• _WHAT THE TASK REQUIRES_: Count, in the entries, the lines with "this". Answer with the number only.

• _INPUT MATERIAL_:
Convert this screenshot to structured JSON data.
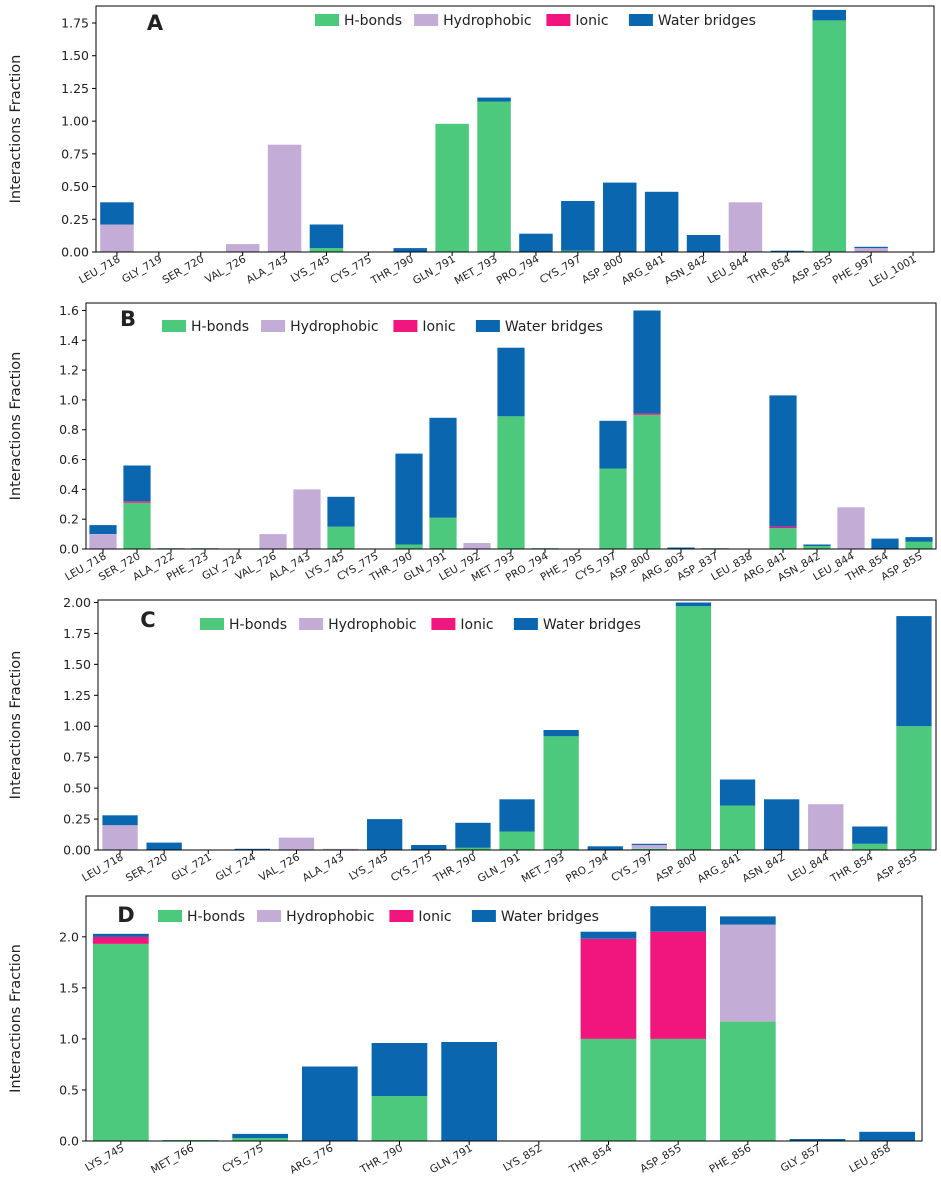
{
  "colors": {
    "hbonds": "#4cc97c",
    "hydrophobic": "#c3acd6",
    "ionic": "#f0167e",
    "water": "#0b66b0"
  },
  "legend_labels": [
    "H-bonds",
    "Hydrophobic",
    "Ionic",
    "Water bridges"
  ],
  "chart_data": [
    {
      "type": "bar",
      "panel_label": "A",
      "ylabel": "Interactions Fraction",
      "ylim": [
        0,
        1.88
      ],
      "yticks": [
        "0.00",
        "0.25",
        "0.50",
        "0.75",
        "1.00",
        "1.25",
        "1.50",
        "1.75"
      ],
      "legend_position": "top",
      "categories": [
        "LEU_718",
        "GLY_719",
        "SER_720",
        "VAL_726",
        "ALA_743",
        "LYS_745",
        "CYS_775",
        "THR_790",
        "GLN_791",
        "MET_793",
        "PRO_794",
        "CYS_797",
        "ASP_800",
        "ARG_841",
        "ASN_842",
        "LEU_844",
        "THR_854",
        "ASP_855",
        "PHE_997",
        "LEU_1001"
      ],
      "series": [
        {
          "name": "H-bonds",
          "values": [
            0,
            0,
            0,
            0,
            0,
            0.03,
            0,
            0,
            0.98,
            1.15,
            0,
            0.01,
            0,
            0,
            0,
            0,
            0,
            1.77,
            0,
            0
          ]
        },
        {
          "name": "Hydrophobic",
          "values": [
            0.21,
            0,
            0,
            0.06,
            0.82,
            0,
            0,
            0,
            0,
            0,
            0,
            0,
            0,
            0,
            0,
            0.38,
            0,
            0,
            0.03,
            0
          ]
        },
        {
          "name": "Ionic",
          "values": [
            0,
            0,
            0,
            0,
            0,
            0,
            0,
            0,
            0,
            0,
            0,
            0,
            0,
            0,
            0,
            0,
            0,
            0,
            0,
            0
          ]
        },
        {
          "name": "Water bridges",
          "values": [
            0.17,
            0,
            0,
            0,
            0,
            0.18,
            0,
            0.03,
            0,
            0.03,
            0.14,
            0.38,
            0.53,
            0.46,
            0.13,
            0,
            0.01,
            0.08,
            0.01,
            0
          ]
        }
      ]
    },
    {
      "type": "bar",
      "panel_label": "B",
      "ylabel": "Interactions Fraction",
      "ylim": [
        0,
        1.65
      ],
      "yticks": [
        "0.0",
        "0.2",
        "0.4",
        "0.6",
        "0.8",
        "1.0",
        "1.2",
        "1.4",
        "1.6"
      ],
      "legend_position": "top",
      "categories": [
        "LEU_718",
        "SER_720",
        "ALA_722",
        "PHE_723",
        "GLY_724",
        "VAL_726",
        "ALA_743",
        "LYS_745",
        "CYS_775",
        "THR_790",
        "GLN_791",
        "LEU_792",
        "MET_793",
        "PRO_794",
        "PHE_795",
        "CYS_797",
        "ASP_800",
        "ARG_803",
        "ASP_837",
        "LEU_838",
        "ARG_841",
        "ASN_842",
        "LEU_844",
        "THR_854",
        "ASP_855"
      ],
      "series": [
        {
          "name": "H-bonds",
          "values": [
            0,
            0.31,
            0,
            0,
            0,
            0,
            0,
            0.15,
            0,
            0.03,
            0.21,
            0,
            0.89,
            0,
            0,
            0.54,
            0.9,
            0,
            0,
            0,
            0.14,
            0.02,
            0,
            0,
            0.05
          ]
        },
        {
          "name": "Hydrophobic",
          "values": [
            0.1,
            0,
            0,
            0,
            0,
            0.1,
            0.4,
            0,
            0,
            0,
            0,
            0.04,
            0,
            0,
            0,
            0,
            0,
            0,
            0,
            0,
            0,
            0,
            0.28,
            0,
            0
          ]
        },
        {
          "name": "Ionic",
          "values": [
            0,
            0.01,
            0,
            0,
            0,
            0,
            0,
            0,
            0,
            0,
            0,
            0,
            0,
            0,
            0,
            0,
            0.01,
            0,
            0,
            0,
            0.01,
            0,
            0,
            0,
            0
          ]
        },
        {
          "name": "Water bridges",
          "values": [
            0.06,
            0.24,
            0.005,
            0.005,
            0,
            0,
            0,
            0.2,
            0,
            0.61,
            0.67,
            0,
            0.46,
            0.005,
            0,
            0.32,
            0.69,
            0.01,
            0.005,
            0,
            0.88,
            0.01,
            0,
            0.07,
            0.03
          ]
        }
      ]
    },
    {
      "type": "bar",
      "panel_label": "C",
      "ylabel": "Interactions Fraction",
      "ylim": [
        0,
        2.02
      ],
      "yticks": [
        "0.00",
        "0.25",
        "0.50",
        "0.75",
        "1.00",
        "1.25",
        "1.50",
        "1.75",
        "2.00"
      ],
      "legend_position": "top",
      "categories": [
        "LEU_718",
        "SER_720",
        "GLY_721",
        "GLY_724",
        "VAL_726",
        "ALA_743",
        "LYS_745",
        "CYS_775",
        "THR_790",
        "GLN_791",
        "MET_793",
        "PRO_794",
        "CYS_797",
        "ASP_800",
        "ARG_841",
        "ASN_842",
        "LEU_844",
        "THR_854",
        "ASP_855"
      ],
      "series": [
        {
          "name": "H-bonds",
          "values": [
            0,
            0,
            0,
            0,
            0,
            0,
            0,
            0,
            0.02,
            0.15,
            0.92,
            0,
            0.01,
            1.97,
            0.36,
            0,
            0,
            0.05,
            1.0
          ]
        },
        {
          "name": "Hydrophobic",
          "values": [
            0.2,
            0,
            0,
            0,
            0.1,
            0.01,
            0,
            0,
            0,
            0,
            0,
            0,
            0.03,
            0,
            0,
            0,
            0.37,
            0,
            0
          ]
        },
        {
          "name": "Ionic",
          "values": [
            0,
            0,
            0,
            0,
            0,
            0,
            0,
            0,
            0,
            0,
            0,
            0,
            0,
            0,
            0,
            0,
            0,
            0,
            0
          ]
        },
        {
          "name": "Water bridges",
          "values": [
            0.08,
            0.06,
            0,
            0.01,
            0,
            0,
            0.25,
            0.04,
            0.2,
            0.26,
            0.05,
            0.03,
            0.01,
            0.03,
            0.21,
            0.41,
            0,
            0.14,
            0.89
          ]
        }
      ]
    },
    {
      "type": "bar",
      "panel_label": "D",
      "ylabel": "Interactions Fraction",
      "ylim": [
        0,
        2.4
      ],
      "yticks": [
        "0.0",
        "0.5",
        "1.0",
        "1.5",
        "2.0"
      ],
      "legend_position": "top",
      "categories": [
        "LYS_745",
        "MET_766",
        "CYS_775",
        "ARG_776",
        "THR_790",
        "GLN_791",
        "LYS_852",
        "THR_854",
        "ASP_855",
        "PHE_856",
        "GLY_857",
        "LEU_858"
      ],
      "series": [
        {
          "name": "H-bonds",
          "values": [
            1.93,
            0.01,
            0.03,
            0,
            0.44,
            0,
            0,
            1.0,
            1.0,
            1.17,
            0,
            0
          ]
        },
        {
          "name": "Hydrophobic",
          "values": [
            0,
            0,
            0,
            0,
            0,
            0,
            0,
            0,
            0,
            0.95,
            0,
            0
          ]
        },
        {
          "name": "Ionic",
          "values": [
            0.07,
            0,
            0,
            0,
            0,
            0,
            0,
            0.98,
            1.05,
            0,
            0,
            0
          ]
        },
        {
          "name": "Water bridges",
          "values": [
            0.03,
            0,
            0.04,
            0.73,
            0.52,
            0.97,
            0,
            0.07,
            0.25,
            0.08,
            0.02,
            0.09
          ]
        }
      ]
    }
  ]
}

==

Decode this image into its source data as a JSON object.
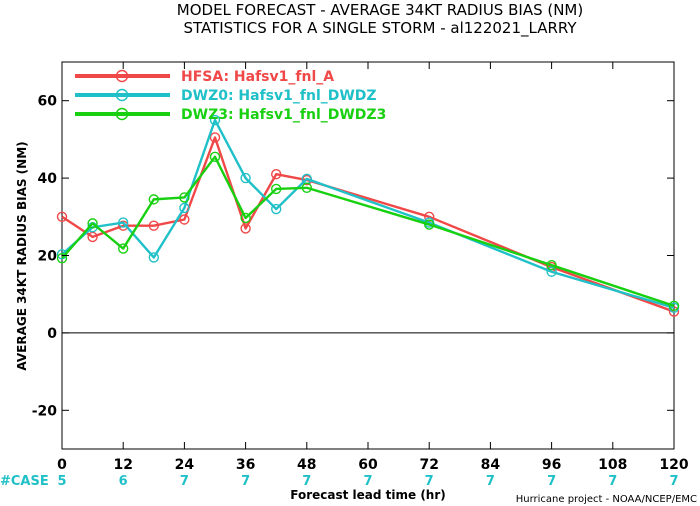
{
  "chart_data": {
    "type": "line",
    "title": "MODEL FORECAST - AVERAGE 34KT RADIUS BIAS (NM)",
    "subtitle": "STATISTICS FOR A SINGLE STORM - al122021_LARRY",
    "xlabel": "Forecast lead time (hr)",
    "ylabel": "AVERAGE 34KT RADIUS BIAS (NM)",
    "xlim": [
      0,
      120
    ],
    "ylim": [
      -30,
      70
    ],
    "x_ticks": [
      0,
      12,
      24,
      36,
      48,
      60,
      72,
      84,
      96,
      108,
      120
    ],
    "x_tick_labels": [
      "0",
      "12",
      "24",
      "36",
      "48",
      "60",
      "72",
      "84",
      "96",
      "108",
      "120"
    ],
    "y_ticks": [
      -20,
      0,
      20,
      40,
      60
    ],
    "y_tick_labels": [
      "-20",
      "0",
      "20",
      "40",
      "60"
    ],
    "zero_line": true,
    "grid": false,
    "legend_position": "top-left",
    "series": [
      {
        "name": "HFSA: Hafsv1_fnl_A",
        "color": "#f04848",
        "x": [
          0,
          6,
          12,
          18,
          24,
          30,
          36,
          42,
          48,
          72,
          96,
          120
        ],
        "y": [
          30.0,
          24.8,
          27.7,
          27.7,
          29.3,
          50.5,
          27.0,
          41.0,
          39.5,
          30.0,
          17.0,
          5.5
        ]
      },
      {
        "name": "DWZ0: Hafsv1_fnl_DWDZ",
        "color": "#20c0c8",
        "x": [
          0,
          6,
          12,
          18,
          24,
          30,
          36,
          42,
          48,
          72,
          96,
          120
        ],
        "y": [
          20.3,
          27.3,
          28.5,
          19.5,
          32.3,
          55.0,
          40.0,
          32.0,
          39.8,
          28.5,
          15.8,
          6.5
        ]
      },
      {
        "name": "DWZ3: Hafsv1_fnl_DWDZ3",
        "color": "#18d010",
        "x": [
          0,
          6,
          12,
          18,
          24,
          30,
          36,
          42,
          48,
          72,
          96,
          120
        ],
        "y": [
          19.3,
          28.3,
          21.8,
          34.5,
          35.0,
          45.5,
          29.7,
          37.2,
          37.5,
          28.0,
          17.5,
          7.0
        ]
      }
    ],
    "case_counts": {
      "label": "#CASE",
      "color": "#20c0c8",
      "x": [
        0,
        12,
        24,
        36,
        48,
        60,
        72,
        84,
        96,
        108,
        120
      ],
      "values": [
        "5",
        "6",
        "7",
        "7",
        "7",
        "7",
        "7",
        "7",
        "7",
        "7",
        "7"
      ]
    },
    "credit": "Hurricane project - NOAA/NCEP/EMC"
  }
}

• _EXERCISE OUTPUT_: 2